◆ Problem to solve: Output all of the entries below precisely as written.

◆ Records for the task:
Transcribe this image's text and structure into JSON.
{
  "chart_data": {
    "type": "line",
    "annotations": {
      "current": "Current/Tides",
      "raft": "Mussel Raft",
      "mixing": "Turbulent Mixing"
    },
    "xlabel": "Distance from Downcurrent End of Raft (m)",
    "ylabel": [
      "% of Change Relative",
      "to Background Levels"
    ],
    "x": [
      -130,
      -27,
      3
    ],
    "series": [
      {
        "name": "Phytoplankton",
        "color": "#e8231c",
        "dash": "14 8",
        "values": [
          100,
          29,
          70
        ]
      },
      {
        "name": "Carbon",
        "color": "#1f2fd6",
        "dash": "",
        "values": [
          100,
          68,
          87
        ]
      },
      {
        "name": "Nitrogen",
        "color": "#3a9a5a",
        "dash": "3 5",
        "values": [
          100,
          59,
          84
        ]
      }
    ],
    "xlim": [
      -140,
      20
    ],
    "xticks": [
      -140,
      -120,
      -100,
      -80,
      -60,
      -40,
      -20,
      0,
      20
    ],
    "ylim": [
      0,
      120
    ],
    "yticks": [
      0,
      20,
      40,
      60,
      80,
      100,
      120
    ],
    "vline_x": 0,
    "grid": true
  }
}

◆ Exercise result:
Transcribe this image's text and structure into JSON.
{
  "chart_data": {
    "type": "line",
    "annotations": {
      "current": "Current/Tides",
      "raft": "Mussel Raft",
      "mixing": "Turbulent Mixing"
    },
    "xlabel": "Distance from Downcurrent End of Raft (m)",
    "ylabel": [
      "% of Change Relative",
      "to Background Levels"
    ],
    "x": [
      -130,
      -27,
      3
    ],
    "series": [
      {
        "name": "Phytoplankton",
        "color": "#e8231c",
        "dash": "14 8",
        "values": [
          100,
          29,
          70
        ]
      },
      {
        "name": "Carbon",
        "color": "#1f2fd6",
        "dash": "",
        "values": [
          100,
          68,
          87
        ]
      },
      {
        "name": "Nitrogen",
        "color": "#3a9a5a",
        "dash": "3 5",
        "values": [
          100,
          59,
          84
        ]
      }
    ],
    "xlim": [
      -140,
      20
    ],
    "xticks": [
      -140,
      -120,
      -100,
      -80,
      -60,
      -40,
      -20,
      0,
      20
    ],
    "ylim": [
      0,
      120
    ],
    "yticks": [
      0,
      20,
      40,
      60,
      80,
      100,
      120
    ],
    "vline_x": 0,
    "grid": true
  }
}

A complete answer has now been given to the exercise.